▸ **Task prompt**
In full and without alteration, repeat the material.

▸ **Records for processing**
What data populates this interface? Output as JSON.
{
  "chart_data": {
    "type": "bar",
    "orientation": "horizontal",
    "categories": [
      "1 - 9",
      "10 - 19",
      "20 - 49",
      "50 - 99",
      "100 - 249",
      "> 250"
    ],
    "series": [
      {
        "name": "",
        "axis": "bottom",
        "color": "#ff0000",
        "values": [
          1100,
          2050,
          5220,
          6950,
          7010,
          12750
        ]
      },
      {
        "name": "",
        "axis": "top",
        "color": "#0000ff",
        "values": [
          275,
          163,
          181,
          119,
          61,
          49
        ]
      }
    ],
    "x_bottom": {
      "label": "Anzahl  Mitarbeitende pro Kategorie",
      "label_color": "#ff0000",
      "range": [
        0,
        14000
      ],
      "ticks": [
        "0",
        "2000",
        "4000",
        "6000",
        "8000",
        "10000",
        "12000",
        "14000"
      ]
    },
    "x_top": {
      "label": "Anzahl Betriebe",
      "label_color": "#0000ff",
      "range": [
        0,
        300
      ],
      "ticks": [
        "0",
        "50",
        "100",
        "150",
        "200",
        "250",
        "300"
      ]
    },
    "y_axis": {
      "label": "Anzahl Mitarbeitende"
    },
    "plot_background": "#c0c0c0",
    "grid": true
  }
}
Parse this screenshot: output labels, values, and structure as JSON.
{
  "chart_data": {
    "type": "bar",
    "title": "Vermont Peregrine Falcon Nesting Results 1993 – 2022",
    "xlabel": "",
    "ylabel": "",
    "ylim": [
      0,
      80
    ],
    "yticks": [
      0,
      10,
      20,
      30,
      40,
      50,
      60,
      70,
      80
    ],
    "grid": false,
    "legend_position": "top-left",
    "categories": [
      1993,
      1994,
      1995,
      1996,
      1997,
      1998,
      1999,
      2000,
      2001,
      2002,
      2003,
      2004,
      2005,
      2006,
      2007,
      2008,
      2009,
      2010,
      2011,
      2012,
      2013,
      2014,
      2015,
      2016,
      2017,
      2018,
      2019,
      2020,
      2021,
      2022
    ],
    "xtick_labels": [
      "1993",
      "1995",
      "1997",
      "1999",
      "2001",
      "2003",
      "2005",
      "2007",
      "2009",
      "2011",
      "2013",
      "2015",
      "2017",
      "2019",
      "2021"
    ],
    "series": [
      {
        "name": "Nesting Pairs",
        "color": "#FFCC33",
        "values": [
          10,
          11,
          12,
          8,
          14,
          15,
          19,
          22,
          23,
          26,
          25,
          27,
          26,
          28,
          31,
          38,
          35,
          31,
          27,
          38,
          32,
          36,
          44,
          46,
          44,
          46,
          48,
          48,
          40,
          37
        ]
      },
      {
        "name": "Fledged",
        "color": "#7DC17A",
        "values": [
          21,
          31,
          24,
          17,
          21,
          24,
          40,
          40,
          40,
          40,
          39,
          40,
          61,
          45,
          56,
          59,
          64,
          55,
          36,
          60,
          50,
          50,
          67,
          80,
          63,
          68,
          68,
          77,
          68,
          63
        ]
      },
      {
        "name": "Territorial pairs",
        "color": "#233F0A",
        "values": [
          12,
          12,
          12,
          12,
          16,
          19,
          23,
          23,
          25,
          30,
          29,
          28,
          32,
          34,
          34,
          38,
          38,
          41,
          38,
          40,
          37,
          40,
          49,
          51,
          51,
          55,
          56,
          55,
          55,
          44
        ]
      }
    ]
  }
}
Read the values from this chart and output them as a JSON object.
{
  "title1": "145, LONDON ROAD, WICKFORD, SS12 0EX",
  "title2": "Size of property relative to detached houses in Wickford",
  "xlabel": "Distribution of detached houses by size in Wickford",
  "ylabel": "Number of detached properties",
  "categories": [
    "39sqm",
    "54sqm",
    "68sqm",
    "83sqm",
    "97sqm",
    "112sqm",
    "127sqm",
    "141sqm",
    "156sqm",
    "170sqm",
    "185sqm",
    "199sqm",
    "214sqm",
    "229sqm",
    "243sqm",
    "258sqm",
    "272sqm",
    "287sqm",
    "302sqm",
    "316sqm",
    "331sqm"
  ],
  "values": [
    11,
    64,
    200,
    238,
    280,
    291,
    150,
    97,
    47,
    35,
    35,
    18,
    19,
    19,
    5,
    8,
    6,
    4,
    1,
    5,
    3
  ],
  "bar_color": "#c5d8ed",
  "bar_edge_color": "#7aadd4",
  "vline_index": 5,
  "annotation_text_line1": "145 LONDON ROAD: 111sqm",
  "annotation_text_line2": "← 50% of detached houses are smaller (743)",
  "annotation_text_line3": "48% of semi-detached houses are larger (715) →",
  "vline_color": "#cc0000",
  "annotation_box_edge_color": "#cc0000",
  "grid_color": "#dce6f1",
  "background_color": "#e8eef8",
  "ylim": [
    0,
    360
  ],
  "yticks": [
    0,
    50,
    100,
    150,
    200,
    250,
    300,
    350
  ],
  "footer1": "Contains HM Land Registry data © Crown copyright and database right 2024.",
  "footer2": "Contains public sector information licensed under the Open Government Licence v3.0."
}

▸ **Exercise solution**
What data populates this interface? Output as JSON.
{
  "chart_data": {
    "type": "bar",
    "orientation": "horizontal",
    "categories": [
      "1 - 9",
      "10 - 19",
      "20 - 49",
      "50 - 99",
      "100 - 249",
      "> 250"
    ],
    "series": [
      {
        "name": "",
        "axis": "bottom",
        "color": "#ff0000",
        "values": [
          1100,
          2050,
          5220,
          6950,
          7010,
          12750
        ]
      },
      {
        "name": "",
        "axis": "top",
        "color": "#0000ff",
        "values": [
          275,
          163,
          181,
          119,
          61,
          49
        ]
      }
    ],
    "x_bottom": {
      "label": "Anzahl  Mitarbeitende pro Kategorie",
      "label_color": "#ff0000",
      "range": [
        0,
        14000
      ],
      "ticks": [
        "0",
        "2000",
        "4000",
        "6000",
        "8000",
        "10000",
        "12000",
        "14000"
      ]
    },
    "x_top": {
      "label": "Anzahl Betriebe",
      "label_color": "#0000ff",
      "range": [
        0,
        300
      ],
      "ticks": [
        "0",
        "50",
        "100",
        "150",
        "200",
        "250",
        "300"
      ]
    },
    "y_axis": {
      "label": "Anzahl Mitarbeitende"
    },
    "plot_background": "#c0c0c0",
    "grid": true
  }
}
Parse this screenshot: output labels, values, and structure as JSON.
{
  "chart_data": {
    "type": "bar",
    "title": "Vermont Peregrine Falcon Nesting Results 1993 – 2022",
    "xlabel": "",
    "ylabel": "",
    "ylim": [
      0,
      80
    ],
    "yticks": [
      0,
      10,
      20,
      30,
      40,
      50,
      60,
      70,
      80
    ],
    "grid": false,
    "legend_position": "top-left",
    "categories": [
      1993,
      1994,
      1995,
      1996,
      1997,
      1998,
      1999,
      2000,
      2001,
      2002,
      2003,
      2004,
      2005,
      2006,
      2007,
      2008,
      2009,
      2010,
      2011,
      2012,
      2013,
      2014,
      2015,
      2016,
      2017,
      2018,
      2019,
      2020,
      2021,
      2022
    ],
    "xtick_labels": [
      "1993",
      "1995",
      "1997",
      "1999",
      "2001",
      "2003",
      "2005",
      "2007",
      "2009",
      "2011",
      "2013",
      "2015",
      "2017",
      "2019",
      "2021"
    ],
    "series": [
      {
        "name": "Nesting Pairs",
        "color": "#FFCC33",
        "values": [
          10,
          11,
          12,
          8,
          14,
          15,
          19,
          22,
          23,
          26,
          25,
          27,
          26,
          28,
          31,
          38,
          35,
          31,
          27,
          38,
          32,
          36,
          44,
          46,
          44,
          46,
          48,
          48,
          40,
          37
        ]
      },
      {
        "name": "Fledged",
        "color": "#7DC17A",
        "values": [
          21,
          31,
          24,
          17,
          21,
          24,
          40,
          40,
          40,
          40,
          39,
          40,
          61,
          45,
          56,
          59,
          64,
          55,
          36,
          60,
          50,
          50,
          67,
          80,
          63,
          68,
          68,
          77,
          68,
          63
        ]
      },
      {
        "name": "Territorial pairs",
        "color": "#233F0A",
        "values": [
          12,
          12,
          12,
          12,
          16,
          19,
          23,
          23,
          25,
          30,
          29,
          28,
          32,
          34,
          34,
          38,
          38,
          41,
          38,
          40,
          37,
          40,
          49,
          51,
          51,
          55,
          56,
          55,
          55,
          44
        ]
      }
    ]
  }
}
Read the values from this chart and output them as a JSON object.
{
  "title1": "145, LONDON ROAD, WICKFORD, SS12 0EX",
  "title2": "Size of property relative to detached houses in Wickford",
  "xlabel": "Distribution of detached houses by size in Wickford",
  "ylabel": "Number of detached properties",
  "categories": [
    "39sqm",
    "54sqm",
    "68sqm",
    "83sqm",
    "97sqm",
    "112sqm",
    "127sqm",
    "141sqm",
    "156sqm",
    "170sqm",
    "185sqm",
    "199sqm",
    "214sqm",
    "229sqm",
    "243sqm",
    "258sqm",
    "272sqm",
    "287sqm",
    "302sqm",
    "316sqm",
    "331sqm"
  ],
  "values": [
    11,
    64,
    200,
    238,
    280,
    291,
    150,
    97,
    47,
    35,
    35,
    18,
    19,
    19,
    5,
    8,
    6,
    4,
    1,
    5,
    3
  ],
  "bar_color": "#c5d8ed",
  "bar_edge_color": "#7aadd4",
  "vline_index": 5,
  "annotation_text_line1": "145 LONDON ROAD: 111sqm",
  "annotation_text_line2": "← 50% of detached houses are smaller (743)",
  "annotation_text_line3": "48% of semi-detached houses are larger (715) →",
  "vline_color": "#cc0000",
  "annotation_box_edge_color": "#cc0000",
  "grid_color": "#dce6f1",
  "background_color": "#e8eef8",
  "ylim": [
    0,
    360
  ],
  "yticks": [
    0,
    50,
    100,
    150,
    200,
    250,
    300,
    350
  ],
  "footer1": "Contains HM Land Registry data © Crown copyright and database right 2024.",
  "footer2": "Contains public sector information licensed under the Open Government Licence v3.0."
}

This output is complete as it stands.